• **AIM OF THE EXERCISE**:
Arrange the material from its first line through the line containing "footnotes — [112, 960, 834, 1224]" as a numbered list, including both of those lines and skipping any blank lines.

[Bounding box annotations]
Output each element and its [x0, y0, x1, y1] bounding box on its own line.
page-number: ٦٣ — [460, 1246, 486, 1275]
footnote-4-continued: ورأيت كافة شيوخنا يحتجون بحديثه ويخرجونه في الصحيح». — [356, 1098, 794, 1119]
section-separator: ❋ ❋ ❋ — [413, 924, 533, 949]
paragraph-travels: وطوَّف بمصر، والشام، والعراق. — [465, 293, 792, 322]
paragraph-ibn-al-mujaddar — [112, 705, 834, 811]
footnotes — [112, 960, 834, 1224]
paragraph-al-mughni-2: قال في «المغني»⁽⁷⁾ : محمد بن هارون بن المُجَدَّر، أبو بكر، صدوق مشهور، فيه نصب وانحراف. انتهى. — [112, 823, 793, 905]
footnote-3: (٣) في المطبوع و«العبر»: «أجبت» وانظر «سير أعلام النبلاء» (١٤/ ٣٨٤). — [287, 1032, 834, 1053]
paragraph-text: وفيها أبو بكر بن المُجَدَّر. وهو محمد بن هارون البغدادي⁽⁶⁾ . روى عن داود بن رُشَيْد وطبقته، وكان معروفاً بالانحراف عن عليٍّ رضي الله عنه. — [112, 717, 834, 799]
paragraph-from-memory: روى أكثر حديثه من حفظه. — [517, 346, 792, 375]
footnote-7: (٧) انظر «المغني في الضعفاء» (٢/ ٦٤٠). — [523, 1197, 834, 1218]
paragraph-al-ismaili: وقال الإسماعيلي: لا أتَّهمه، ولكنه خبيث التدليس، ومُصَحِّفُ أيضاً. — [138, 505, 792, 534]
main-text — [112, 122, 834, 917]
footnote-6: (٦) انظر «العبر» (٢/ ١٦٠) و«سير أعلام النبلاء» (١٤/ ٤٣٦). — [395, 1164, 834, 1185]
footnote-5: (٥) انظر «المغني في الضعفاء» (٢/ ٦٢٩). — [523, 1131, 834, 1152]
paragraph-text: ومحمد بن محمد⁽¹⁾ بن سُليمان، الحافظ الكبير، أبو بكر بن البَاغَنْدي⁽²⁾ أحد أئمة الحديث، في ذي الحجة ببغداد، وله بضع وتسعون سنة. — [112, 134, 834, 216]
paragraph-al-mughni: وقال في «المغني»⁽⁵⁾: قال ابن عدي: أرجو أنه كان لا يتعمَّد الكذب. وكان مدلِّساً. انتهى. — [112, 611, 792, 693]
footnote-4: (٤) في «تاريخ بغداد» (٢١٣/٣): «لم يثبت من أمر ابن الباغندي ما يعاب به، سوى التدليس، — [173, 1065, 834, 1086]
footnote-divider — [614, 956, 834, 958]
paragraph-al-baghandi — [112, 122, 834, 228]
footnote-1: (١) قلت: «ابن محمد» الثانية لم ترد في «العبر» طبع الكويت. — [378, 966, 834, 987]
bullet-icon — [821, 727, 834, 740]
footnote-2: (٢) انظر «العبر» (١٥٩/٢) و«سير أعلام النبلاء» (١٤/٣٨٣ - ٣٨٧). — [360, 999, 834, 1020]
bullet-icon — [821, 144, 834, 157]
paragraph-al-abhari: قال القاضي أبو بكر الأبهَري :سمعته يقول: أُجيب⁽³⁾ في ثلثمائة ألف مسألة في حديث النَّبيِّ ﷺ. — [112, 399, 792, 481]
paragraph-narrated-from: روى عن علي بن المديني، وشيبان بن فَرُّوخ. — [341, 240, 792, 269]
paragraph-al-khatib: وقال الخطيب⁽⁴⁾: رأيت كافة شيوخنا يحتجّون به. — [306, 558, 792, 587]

• **TASK RESPONSE**:
1. Output each element and its [x0, y0, x1, y1] bounding box on its own line.
2. page-number: ٦٣ — [460, 1246, 486, 1275]
3. footnote-4-continued: ورأيت كافة شيوخنا يحتجون بحديثه ويخرجونه في الصحيح». — [356, 1098, 794, 1119]
4. section-separator: ❋ ❋ ❋ — [413, 924, 533, 949]
5. paragraph-travels: وطوَّف بمصر، والشام، والعراق. — [465, 293, 792, 322]
6. paragraph-ibn-al-mujaddar — [112, 705, 834, 811]
7. footnotes — [112, 960, 834, 1224]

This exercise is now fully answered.